REQUIREMENTS
Make an exact copy of the records, with the pictures left out.

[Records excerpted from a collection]
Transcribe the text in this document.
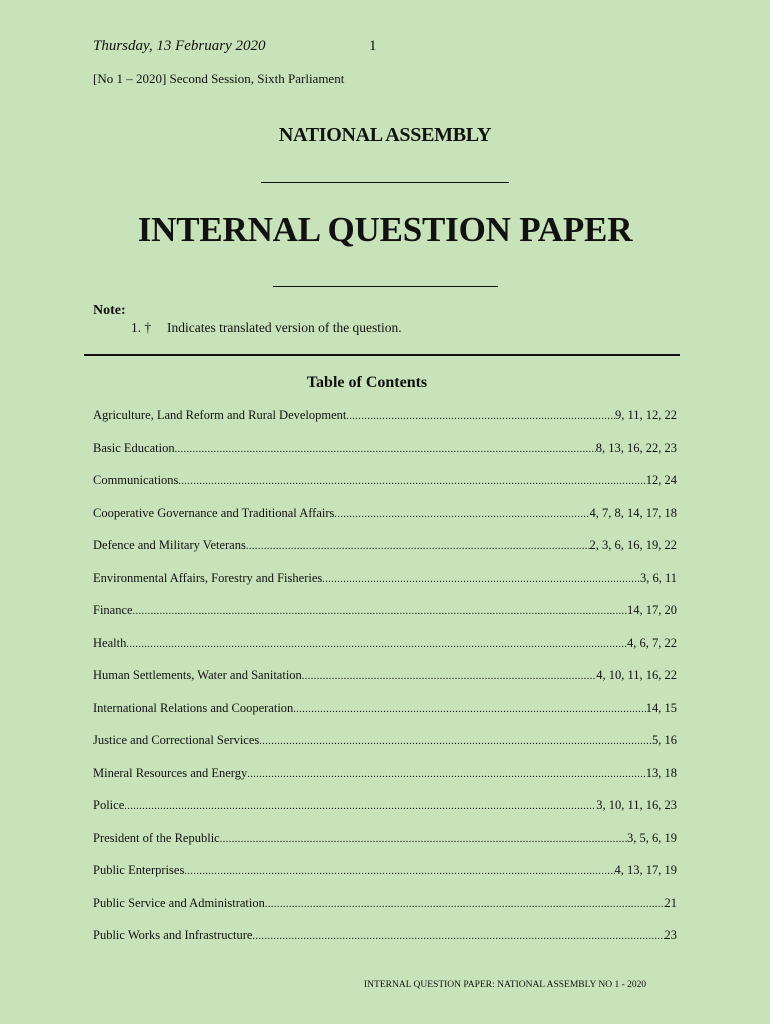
Thursday, 13 February 2020	1
[No 1 – 2020] Second Session, Sixth Parliament
NATIONAL ASSEMBLY
INTERNAL QUESTION PAPER
Note:
1. † Indicates translated version of the question.
Table of Contents
Agriculture, Land Reform and Rural Development .....	9, 11, 12, 22
Basic Education .....	8, 13, 16, 22, 23
Communications .....	12, 24
Cooperative Governance and Traditional Affairs .....	4, 7, 8, 14, 17, 18
Defence and Military Veterans .....	2, 3, 6, 16, 19, 22
Environmental Affairs, Forestry and Fisheries .....	3, 6, 11
Finance .....	14, 17, 20
Health .....	4, 6, 7, 22
Human Settlements, Water and Sanitation .....	4, 10, 11, 16, 22
International Relations and Cooperation .....	14, 15
Justice and Correctional Services .....	5, 16
Mineral Resources and Energy .....	13, 18
Police .....	3, 10, 11, 16, 23
President of the Republic .....	3, 5, 6, 19
Public Enterprises .....	4, 13, 17, 19
Public Service and Administration .....	21
Public Works and Infrastructure .....	23
INTERNAL QUESTION PAPER: NATIONAL ASSEMBLY NO 1 - 2020
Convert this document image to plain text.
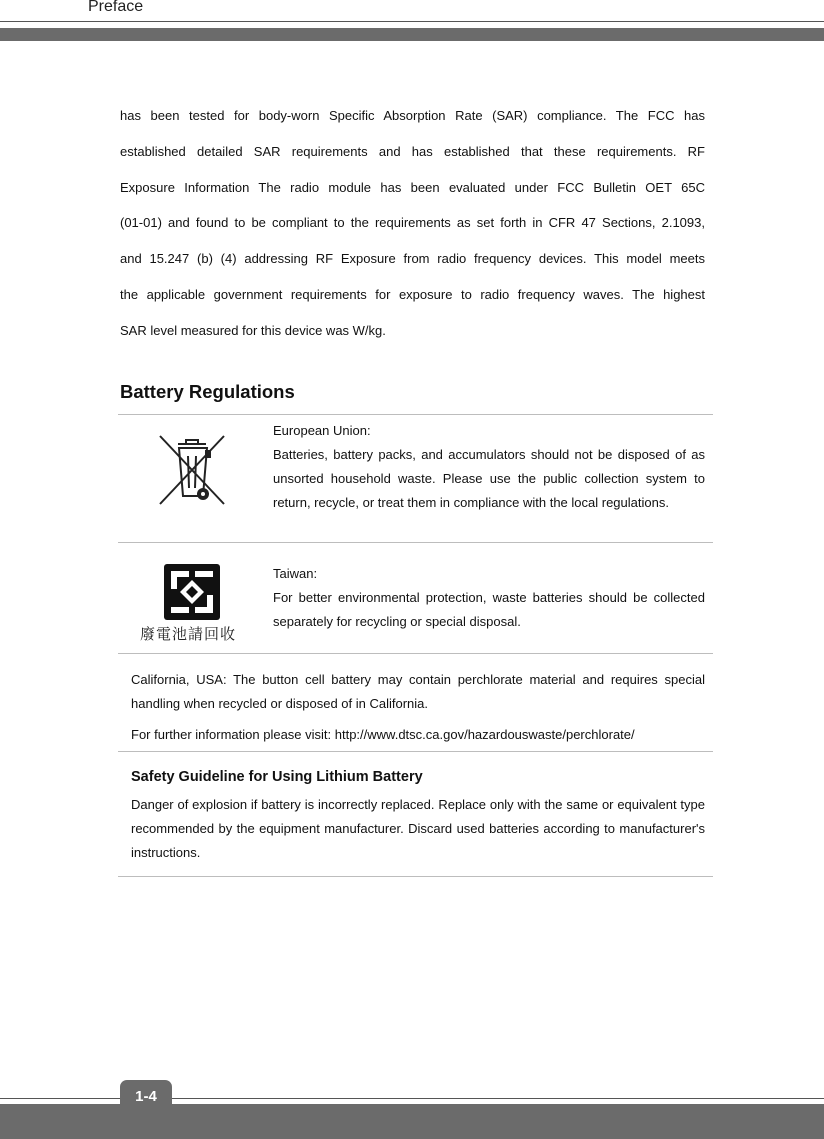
Preface
has been tested for body-worn Specific Absorption Rate (SAR) compliance. The FCC has
established detailed SAR requirements and has established that these requirements. RF
Exposure Information The radio module has been evaluated under FCC Bulletin OET 65C
(01-01) and found to be compliant to the requirements as set forth in CFR 47 Sections, 2.1093,
and 15.247 (b) (4) addressing RF Exposure from radio frequency devices. This model meets
the applicable government requirements for exposure to radio frequency waves. The highest
SAR level measured for this device was W/kg.
Battery Regulations

European Union:

Batteries, battery packs, and accumulators should not be disposed of as unsorted household waste. Please use the public collection system to return, recycle, or treat them in compliance with the local regulations.

廢電池請回收

Taiwan:

For better environmental protection, waste batteries should be collected separately for recycling or special disposal.

California, USA: The button cell battery may contain perchlorate material and requires special handling when recycled or disposed of in California.

For further information please visit: http://www.dtsc.ca.gov/hazardouswaste/perchlorate/

Safety Guideline for Using Lithium Battery

Danger of explosion if battery is incorrectly replaced. Replace only with the same or equivalent type recommended by the equipment manufacturer. Discard used batteries according to manufacturer's instructions.

1-4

ANSWER TO THIS EXERCISE
Transcribe the text in this document.
Thursday, 13 February 2020	1
[No 1 – 2020] Second Session, Sixth Parliament
NATIONAL ASSEMBLY
INTERNAL QUESTION PAPER
Note:
1. † Indicates translated version of the question.
Table of Contents
Agriculture, Land Reform and Rural Development .....	9, 11, 12, 22
Basic Education .....	8, 13, 16, 22, 23
Communications .....	12, 24
Cooperative Governance and Traditional Affairs .....	4, 7, 8, 14, 17, 18
Defence and Military Veterans .....	2, 3, 6, 16, 19, 22
Environmental Affairs, Forestry and Fisheries .....	3, 6, 11
Finance .....	14, 17, 20
Health .....	4, 6, 7, 22
Human Settlements, Water and Sanitation .....	4, 10, 11, 16, 22
International Relations and Cooperation .....	14, 15
Justice and Correctional Services .....	5, 16
Mineral Resources and Energy .....	13, 18
Police .....	3, 10, 11, 16, 23
President of the Republic .....	3, 5, 6, 19
Public Enterprises .....	4, 13, 17, 19
Public Service and Administration .....	21
Public Works and Infrastructure .....	23
INTERNAL QUESTION PAPER: NATIONAL ASSEMBLY NO 1 - 2020
Convert this document image to plain text.
Preface
has been tested for body-worn Specific Absorption Rate (SAR) compliance. The FCC has
established detailed SAR requirements and has established that these requirements. RF
Exposure Information The radio module has been evaluated under FCC Bulletin OET 65C
(01-01) and found to be compliant to the requirements as set forth in CFR 47 Sections, 2.1093,
and 15.247 (b) (4) addressing RF Exposure from radio frequency devices. This model meets
the applicable government requirements for exposure to radio frequency waves. The highest
SAR level measured for this device was W/kg.
Battery Regulations

European Union:

Batteries, battery packs, and accumulators should not be disposed of as unsorted household waste. Please use the public collection system to return, recycle, or treat them in compliance with the local regulations.

廢電池請回收

Taiwan:

For better environmental protection, waste batteries should be collected separately for recycling or special disposal.

California, USA: The button cell battery may contain perchlorate material and requires special handling when recycled or disposed of in California.

For further information please visit: http://www.dtsc.ca.gov/hazardouswaste/perchlorate/

Safety Guideline for Using Lithium Battery

Danger of explosion if battery is incorrectly replaced. Replace only with the same or equivalent type recommended by the equipment manufacturer. Discard used batteries according to manufacturer's instructions.

1-4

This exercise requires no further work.